_What is asked_
Within the material below, find each line bearing the word "ТЕЛЕФОНУ" and present it.

_Data entries_

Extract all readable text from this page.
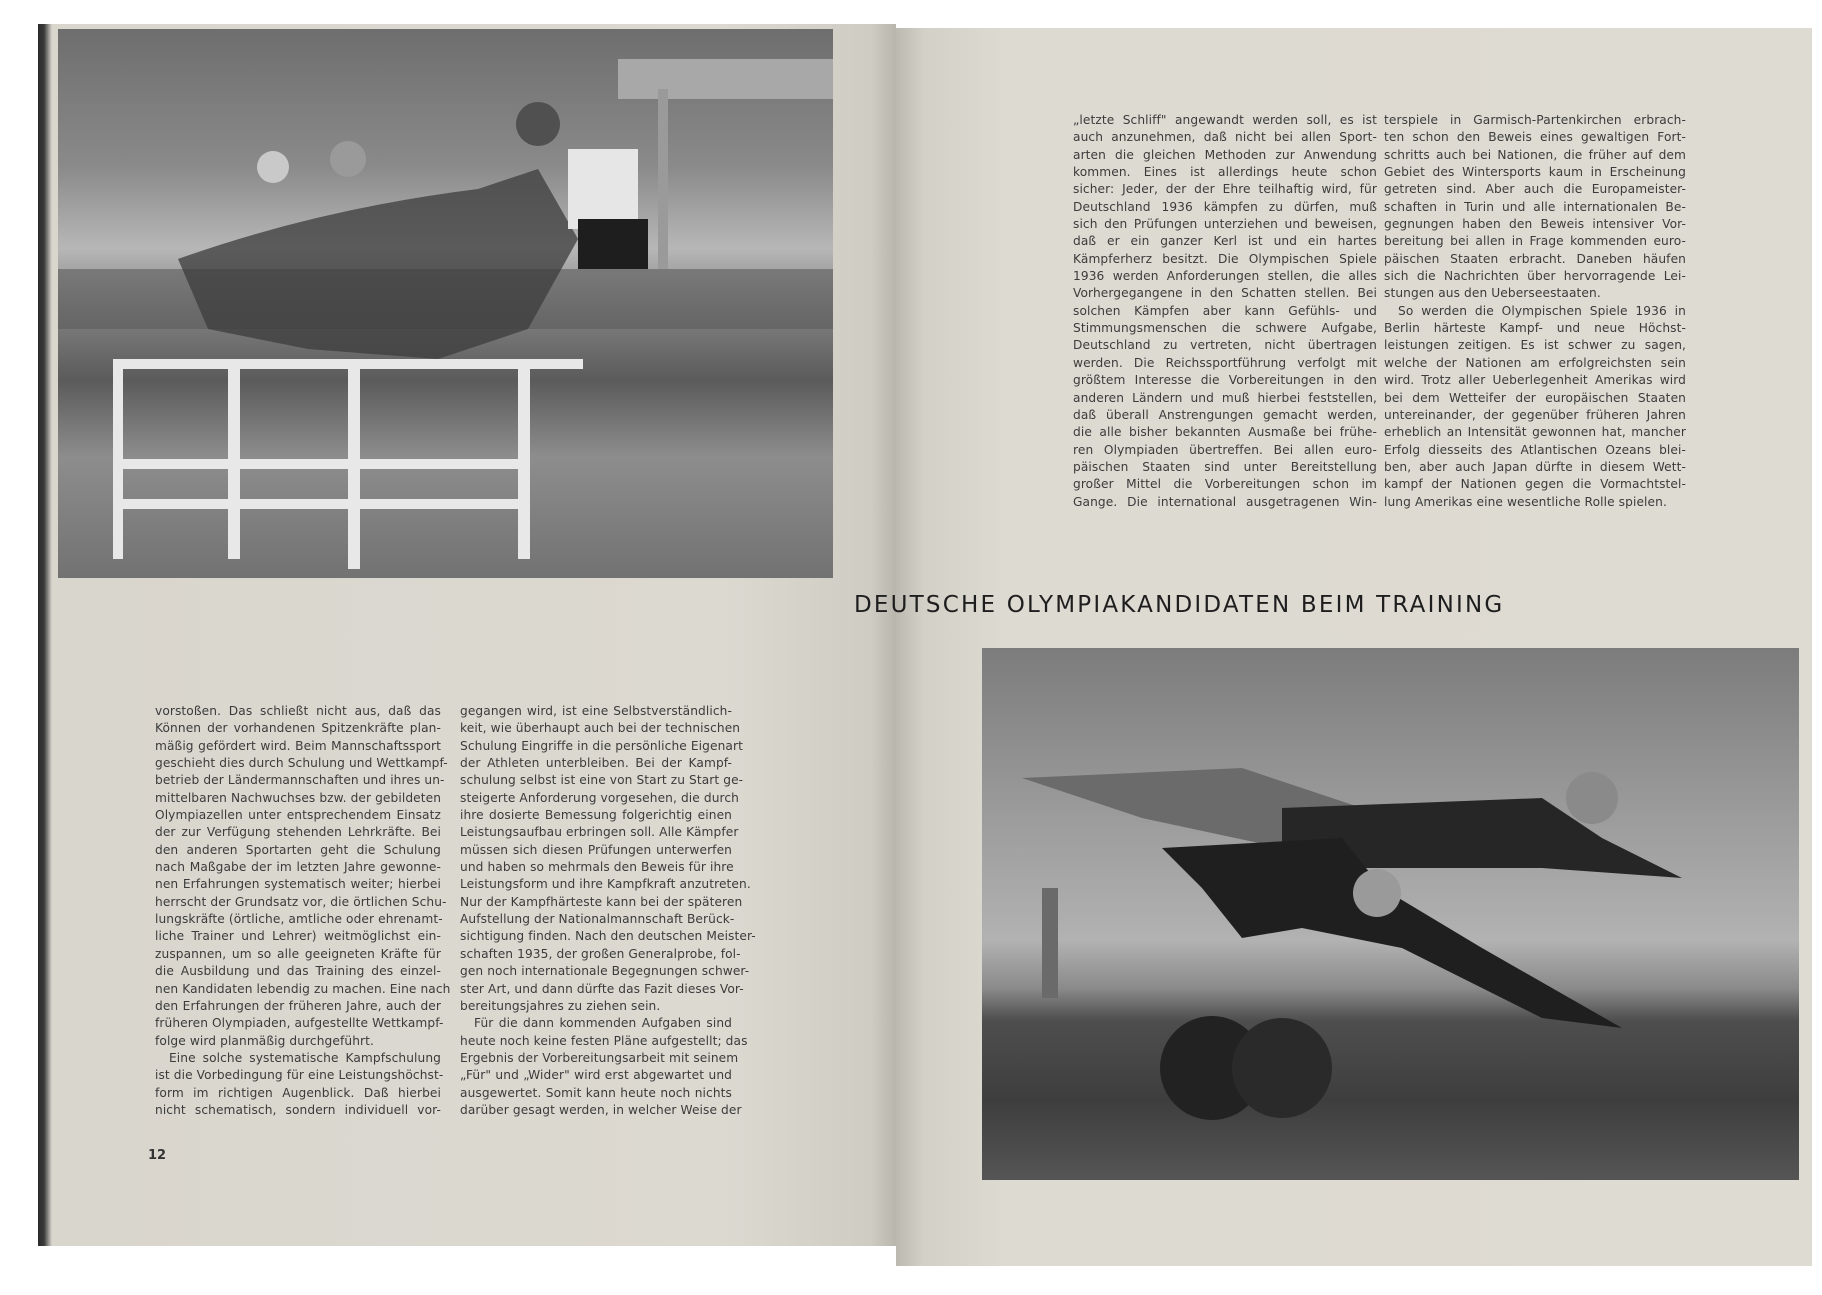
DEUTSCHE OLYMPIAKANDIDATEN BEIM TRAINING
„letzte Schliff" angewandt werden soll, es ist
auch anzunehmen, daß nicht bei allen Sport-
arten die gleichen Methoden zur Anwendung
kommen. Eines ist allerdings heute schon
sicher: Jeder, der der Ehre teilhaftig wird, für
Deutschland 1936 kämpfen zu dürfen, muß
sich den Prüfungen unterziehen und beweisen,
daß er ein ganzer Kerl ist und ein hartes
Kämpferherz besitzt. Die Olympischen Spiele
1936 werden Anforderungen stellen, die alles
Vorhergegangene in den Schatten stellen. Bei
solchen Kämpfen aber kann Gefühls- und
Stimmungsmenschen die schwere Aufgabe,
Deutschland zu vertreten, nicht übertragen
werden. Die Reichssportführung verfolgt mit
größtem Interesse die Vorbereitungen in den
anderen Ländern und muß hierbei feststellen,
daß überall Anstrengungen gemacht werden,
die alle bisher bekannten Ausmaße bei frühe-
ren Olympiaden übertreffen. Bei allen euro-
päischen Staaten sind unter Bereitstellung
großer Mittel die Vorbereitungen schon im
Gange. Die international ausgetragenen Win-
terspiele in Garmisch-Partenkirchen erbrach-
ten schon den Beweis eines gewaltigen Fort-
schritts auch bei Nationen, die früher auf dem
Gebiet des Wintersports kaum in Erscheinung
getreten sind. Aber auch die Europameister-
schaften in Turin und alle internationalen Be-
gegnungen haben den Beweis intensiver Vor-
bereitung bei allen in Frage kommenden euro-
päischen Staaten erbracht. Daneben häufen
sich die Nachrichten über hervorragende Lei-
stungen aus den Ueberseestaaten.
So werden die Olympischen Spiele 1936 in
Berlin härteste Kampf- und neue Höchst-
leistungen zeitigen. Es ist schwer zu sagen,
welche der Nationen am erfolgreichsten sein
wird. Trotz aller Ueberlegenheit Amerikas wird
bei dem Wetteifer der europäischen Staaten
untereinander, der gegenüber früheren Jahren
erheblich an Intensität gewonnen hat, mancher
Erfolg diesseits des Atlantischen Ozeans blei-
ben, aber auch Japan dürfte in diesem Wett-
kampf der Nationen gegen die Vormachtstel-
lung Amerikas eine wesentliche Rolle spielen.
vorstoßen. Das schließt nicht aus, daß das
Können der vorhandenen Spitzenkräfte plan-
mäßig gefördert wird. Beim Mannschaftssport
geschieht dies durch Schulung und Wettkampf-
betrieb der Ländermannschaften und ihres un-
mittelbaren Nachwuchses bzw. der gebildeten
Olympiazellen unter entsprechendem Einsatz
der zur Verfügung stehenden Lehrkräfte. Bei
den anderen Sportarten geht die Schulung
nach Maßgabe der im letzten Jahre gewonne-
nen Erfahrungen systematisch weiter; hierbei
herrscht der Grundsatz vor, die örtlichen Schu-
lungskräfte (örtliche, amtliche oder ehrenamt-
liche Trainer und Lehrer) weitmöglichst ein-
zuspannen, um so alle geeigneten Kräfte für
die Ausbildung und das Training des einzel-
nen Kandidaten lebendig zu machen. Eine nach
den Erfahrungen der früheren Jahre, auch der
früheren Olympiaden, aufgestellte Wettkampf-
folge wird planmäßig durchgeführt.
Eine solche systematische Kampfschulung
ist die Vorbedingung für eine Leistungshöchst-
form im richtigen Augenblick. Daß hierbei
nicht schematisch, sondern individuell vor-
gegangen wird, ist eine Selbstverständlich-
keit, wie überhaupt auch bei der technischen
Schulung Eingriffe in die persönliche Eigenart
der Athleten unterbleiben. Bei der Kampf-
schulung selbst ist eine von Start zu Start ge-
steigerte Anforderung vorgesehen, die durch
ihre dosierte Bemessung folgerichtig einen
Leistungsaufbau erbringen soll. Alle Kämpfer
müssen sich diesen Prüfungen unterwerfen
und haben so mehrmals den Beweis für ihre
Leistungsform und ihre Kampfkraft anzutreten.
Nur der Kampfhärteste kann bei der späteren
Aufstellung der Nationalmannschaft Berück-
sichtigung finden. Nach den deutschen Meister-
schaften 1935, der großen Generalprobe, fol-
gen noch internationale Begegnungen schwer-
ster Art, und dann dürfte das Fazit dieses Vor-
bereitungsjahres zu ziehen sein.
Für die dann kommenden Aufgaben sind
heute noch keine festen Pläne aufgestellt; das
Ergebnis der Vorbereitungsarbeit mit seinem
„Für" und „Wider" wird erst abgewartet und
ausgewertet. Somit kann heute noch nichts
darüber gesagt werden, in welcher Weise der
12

---

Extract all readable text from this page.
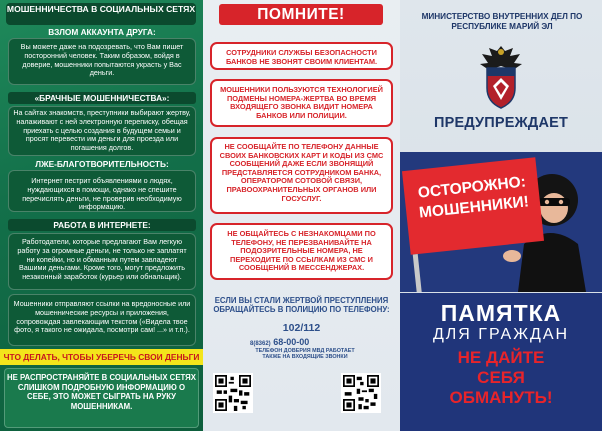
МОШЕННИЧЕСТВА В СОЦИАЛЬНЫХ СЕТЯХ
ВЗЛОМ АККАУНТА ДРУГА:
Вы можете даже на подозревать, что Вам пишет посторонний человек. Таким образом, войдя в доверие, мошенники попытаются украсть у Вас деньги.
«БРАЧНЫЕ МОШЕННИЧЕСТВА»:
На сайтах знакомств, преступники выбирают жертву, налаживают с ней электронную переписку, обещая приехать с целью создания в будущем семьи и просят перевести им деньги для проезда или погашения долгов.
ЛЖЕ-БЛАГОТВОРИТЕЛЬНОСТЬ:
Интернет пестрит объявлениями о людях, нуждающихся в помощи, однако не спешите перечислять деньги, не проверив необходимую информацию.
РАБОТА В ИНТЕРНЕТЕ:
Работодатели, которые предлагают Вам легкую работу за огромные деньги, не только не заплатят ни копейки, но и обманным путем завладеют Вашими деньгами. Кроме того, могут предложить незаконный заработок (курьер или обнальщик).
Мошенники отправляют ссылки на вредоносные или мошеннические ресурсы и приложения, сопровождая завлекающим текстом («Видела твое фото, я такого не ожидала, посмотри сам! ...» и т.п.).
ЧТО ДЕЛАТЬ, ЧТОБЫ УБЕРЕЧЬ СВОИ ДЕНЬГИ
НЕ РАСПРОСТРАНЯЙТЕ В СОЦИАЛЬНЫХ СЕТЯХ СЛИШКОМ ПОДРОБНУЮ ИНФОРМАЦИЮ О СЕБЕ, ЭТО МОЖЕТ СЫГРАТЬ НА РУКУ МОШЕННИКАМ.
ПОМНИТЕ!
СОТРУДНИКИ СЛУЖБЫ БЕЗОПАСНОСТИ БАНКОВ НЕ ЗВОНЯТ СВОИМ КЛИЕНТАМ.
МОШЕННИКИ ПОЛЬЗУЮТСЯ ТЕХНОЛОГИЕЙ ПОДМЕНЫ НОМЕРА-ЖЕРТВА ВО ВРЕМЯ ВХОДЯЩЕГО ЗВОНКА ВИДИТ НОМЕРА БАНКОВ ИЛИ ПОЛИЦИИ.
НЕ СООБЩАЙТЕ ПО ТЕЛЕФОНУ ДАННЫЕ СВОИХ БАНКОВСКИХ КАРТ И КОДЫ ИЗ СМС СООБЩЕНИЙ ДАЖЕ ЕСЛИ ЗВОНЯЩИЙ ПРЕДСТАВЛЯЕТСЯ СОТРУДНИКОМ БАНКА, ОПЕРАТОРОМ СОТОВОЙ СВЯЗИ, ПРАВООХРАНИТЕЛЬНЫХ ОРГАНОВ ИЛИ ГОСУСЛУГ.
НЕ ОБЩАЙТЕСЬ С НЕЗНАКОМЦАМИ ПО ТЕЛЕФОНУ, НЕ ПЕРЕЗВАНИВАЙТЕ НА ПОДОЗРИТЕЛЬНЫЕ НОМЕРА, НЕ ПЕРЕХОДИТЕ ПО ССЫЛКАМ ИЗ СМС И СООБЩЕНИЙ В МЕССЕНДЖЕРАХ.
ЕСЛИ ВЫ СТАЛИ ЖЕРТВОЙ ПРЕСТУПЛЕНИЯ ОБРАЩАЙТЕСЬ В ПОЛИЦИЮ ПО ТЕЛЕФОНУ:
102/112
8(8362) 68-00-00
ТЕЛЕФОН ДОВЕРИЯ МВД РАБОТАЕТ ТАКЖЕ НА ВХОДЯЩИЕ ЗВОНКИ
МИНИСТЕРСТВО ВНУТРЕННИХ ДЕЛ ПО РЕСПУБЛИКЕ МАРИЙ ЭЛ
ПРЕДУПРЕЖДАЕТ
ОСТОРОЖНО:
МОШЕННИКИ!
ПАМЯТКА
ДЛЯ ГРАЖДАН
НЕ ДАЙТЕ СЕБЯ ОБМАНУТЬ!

---

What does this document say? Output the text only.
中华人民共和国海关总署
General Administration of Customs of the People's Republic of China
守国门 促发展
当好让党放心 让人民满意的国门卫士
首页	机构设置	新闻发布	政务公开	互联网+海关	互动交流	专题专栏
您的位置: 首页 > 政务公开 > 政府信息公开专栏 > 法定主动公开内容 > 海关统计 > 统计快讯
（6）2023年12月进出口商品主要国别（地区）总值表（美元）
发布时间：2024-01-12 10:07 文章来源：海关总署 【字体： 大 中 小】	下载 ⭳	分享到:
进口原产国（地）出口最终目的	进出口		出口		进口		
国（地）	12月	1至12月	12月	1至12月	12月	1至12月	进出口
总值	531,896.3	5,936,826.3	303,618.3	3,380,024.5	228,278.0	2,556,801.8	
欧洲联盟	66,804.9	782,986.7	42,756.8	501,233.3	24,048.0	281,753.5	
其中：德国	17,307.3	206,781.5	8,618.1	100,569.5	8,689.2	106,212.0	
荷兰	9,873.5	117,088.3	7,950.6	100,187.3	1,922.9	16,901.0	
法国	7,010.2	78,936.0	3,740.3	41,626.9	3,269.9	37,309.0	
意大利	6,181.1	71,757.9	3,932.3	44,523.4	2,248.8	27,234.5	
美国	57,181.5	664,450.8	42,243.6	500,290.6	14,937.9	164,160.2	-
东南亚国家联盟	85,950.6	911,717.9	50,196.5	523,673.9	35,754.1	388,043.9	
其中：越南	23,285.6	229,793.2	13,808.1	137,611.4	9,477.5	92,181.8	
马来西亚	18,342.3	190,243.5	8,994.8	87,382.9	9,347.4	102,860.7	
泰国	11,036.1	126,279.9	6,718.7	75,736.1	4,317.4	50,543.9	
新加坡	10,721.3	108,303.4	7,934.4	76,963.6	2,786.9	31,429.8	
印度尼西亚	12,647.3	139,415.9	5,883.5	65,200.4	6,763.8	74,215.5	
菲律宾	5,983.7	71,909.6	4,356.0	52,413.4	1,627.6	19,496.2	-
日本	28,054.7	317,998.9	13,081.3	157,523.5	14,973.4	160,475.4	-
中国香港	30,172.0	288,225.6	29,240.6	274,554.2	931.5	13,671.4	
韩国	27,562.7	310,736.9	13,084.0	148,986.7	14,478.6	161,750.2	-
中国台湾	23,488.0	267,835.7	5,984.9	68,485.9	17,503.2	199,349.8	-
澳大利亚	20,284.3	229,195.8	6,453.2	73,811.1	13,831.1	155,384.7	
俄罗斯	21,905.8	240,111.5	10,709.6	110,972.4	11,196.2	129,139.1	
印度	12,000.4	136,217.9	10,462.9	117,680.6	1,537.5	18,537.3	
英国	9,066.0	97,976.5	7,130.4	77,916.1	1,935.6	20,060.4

_Solution for this exercise_
НЕ СООБЩАЙТЕ ПО ТЕЛЕФОНУ ДАННЫЕ СВОИХ БАНКОВСКИХ КАРТ И КОДЫ ИЗ СМС СООБЩЕНИЙ ДАЖЕ ЕСЛИ ЗВОНЯЩИЙ ПРЕДСТАВЛЯЕТСЯ СОТРУДНИКОМ БАНКА, ОПЕРАТОРОМ СОТОВОЙ СВЯЗИ, ПРАВООХРАНИТЕЛЬНЫХ ОРГАНОВ ИЛИ ГОСУСЛУГ.
НЕ ОБЩАЙТЕСЬ С НЕЗНАКОМЦАМИ ПО ТЕЛЕФОНУ, НЕ ПЕРЕЗВАНИВАЙТЕ НА ПОДОЗРИТЕЛЬНЫЕ НОМЕРА, НЕ ПЕРЕХОДИТЕ ПО ССЫЛКАМ ИЗ СМС И СООБЩЕНИЙ В МЕССЕНДЖЕРАХ.
ЕСЛИ ВЫ СТАЛИ ЖЕРТВОЙ ПРЕСТУПЛЕНИЯ ОБРАЩАЙТЕСЬ В ПОЛИЦИЮ ПО ТЕЛЕФОНУ:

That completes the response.